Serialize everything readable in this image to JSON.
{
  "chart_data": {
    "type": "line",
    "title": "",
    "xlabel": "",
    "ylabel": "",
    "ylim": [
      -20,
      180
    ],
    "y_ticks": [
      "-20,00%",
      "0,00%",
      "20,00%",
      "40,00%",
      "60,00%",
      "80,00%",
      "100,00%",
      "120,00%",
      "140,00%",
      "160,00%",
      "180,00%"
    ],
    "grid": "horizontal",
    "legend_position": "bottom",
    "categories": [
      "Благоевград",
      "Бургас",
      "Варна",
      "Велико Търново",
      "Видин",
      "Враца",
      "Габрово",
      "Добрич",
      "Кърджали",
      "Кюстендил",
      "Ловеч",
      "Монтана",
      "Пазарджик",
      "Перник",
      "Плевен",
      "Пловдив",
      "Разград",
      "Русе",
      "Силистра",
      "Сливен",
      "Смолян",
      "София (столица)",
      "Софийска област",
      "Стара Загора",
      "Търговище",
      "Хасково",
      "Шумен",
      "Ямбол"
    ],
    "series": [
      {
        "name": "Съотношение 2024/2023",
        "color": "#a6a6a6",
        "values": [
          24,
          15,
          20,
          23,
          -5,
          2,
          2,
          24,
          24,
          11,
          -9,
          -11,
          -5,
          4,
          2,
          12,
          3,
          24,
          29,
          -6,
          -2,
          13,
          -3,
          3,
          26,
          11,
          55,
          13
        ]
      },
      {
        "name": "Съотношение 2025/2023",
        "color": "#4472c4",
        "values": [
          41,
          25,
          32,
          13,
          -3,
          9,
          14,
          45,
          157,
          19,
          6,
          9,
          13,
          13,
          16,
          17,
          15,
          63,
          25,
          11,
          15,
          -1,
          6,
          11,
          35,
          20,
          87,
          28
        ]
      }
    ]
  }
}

##########

• **Written task**: Copy the records above exactly as they appear.

• **Solution to the exercise**:
Serialize everything readable in this image to JSON.
{
  "chart_data": {
    "type": "line",
    "title": "",
    "xlabel": "",
    "ylabel": "",
    "ylim": [
      -20,
      180
    ],
    "y_ticks": [
      "-20,00%",
      "0,00%",
      "20,00%",
      "40,00%",
      "60,00%",
      "80,00%",
      "100,00%",
      "120,00%",
      "140,00%",
      "160,00%",
      "180,00%"
    ],
    "grid": "horizontal",
    "legend_position": "bottom",
    "categories": [
      "Благоевград",
      "Бургас",
      "Варна",
      "Велико Търново",
      "Видин",
      "Враца",
      "Габрово",
      "Добрич",
      "Кърджали",
      "Кюстендил",
      "Ловеч",
      "Монтана",
      "Пазарджик",
      "Перник",
      "Плевен",
      "Пловдив",
      "Разград",
      "Русе",
      "Силистра",
      "Сливен",
      "Смолян",
      "София (столица)",
      "Софийска област",
      "Стара Загора",
      "Търговище",
      "Хасково",
      "Шумен",
      "Ямбол"
    ],
    "series": [
      {
        "name": "Съотношение 2024/2023",
        "color": "#a6a6a6",
        "values": [
          24,
          15,
          20,
          23,
          -5,
          2,
          2,
          24,
          24,
          11,
          -9,
          -11,
          -5,
          4,
          2,
          12,
          3,
          24,
          29,
          -6,
          -2,
          13,
          -3,
          3,
          26,
          11,
          55,
          13
        ]
      },
      {
        "name": "Съотношение 2025/2023",
        "color": "#4472c4",
        "values": [
          41,
          25,
          32,
          13,
          -3,
          9,
          14,
          45,
          157,
          19,
          6,
          9,
          13,
          13,
          16,
          17,
          15,
          63,
          25,
          11,
          15,
          -1,
          6,
          11,
          35,
          20,
          87,
          28
        ]
      }
    ]
  }
}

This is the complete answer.